# AIM OF THE TASK:
Extract all of the entries and set them down verbatim.

<<<<

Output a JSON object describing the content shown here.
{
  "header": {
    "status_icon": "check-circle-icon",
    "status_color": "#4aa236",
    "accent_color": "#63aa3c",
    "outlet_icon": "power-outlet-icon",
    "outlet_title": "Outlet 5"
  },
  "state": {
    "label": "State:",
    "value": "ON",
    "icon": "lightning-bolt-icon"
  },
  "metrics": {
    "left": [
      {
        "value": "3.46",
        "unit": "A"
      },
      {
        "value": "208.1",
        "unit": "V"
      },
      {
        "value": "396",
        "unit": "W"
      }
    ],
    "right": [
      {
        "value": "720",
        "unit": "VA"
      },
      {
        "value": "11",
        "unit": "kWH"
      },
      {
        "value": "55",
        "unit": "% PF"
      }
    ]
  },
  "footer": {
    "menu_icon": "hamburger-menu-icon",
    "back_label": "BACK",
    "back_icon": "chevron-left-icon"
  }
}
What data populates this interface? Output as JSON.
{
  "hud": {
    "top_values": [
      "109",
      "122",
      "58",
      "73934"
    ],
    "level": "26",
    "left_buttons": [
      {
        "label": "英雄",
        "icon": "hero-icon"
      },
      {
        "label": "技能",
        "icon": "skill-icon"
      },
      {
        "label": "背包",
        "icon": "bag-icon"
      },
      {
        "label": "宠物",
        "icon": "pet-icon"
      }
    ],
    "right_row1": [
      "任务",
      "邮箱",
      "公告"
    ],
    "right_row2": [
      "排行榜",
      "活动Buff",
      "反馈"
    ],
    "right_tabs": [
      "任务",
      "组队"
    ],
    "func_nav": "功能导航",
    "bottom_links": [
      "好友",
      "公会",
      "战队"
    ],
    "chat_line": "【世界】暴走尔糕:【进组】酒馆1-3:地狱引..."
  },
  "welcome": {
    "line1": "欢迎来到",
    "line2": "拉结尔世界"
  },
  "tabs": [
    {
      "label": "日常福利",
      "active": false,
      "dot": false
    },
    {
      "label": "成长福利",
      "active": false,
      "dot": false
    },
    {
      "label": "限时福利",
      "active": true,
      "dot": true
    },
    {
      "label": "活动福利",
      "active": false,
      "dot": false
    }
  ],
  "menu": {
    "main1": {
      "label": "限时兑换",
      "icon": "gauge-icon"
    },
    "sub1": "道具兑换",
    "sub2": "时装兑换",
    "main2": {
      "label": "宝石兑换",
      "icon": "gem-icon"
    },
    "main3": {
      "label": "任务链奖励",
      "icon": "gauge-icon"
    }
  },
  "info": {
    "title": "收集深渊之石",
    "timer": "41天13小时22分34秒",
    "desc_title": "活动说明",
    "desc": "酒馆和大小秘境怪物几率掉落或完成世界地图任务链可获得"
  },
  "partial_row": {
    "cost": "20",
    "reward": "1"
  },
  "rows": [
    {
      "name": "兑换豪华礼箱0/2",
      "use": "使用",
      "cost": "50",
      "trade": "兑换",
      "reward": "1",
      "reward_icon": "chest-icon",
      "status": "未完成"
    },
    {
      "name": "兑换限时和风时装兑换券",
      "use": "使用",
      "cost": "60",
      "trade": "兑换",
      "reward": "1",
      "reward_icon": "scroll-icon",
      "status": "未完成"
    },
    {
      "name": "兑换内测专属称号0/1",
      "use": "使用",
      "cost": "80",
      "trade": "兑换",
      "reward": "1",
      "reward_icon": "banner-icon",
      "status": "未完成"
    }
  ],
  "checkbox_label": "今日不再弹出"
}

>>>>

# RESULT FOR THIS EXERCISE:
Output a JSON object describing the content shown here.
{
  "header": {
    "status_icon": "check-circle-icon",
    "status_color": "#4aa236",
    "accent_color": "#63aa3c",
    "outlet_icon": "power-outlet-icon",
    "outlet_title": "Outlet 5"
  },
  "state": {
    "label": "State:",
    "value": "ON",
    "icon": "lightning-bolt-icon"
  },
  "metrics": {
    "left": [
      {
        "value": "3.46",
        "unit": "A"
      },
      {
        "value": "208.1",
        "unit": "V"
      },
      {
        "value": "396",
        "unit": "W"
      }
    ],
    "right": [
      {
        "value": "720",
        "unit": "VA"
      },
      {
        "value": "11",
        "unit": "kWH"
      },
      {
        "value": "55",
        "unit": "% PF"
      }
    ]
  },
  "footer": {
    "menu_icon": "hamburger-menu-icon",
    "back_label": "BACK",
    "back_icon": "chevron-left-icon"
  }
}
What data populates this interface? Output as JSON.
{
  "hud": {
    "top_values": [
      "109",
      "122",
      "58",
      "73934"
    ],
    "level": "26",
    "left_buttons": [
      {
        "label": "英雄",
        "icon": "hero-icon"
      },
      {
        "label": "技能",
        "icon": "skill-icon"
      },
      {
        "label": "背包",
        "icon": "bag-icon"
      },
      {
        "label": "宠物",
        "icon": "pet-icon"
      }
    ],
    "right_row1": [
      "任务",
      "邮箱",
      "公告"
    ],
    "right_row2": [
      "排行榜",
      "活动Buff",
      "反馈"
    ],
    "right_tabs": [
      "任务",
      "组队"
    ],
    "func_nav": "功能导航",
    "bottom_links": [
      "好友",
      "公会",
      "战队"
    ],
    "chat_line": "【世界】暴走尔糕:【进组】酒馆1-3:地狱引..."
  },
  "welcome": {
    "line1": "欢迎来到",
    "line2": "拉结尔世界"
  },
  "tabs": [
    {
      "label": "日常福利",
      "active": false,
      "dot": false
    },
    {
      "label": "成长福利",
      "active": false,
      "dot": false
    },
    {
      "label": "限时福利",
      "active": true,
      "dot": true
    },
    {
      "label": "活动福利",
      "active": false,
      "dot": false
    }
  ],
  "menu": {
    "main1": {
      "label": "限时兑换",
      "icon": "gauge-icon"
    },
    "sub1": "道具兑换",
    "sub2": "时装兑换",
    "main2": {
      "label": "宝石兑换",
      "icon": "gem-icon"
    },
    "main3": {
      "label": "任务链奖励",
      "icon": "gauge-icon"
    }
  },
  "info": {
    "title": "收集深渊之石",
    "timer": "41天13小时22分34秒",
    "desc_title": "活动说明",
    "desc": "酒馆和大小秘境怪物几率掉落或完成世界地图任务链可获得"
  },
  "partial_row": {
    "cost": "20",
    "reward": "1"
  },
  "rows": [
    {
      "name": "兑换豪华礼箱0/2",
      "use": "使用",
      "cost": "50",
      "trade": "兑换",
      "reward": "1",
      "reward_icon": "chest-icon",
      "status": "未完成"
    },
    {
      "name": "兑换限时和风时装兑换券",
      "use": "使用",
      "cost": "60",
      "trade": "兑换",
      "reward": "1",
      "reward_icon": "scroll-icon",
      "status": "未完成"
    },
    {
      "name": "兑换内测专属称号0/1",
      "use": "使用",
      "cost": "80",
      "trade": "兑换",
      "reward": "1",
      "reward_icon": "banner-icon",
      "status": "未完成"
    }
  ],
  "checkbox_label": "今日不再弹出"
}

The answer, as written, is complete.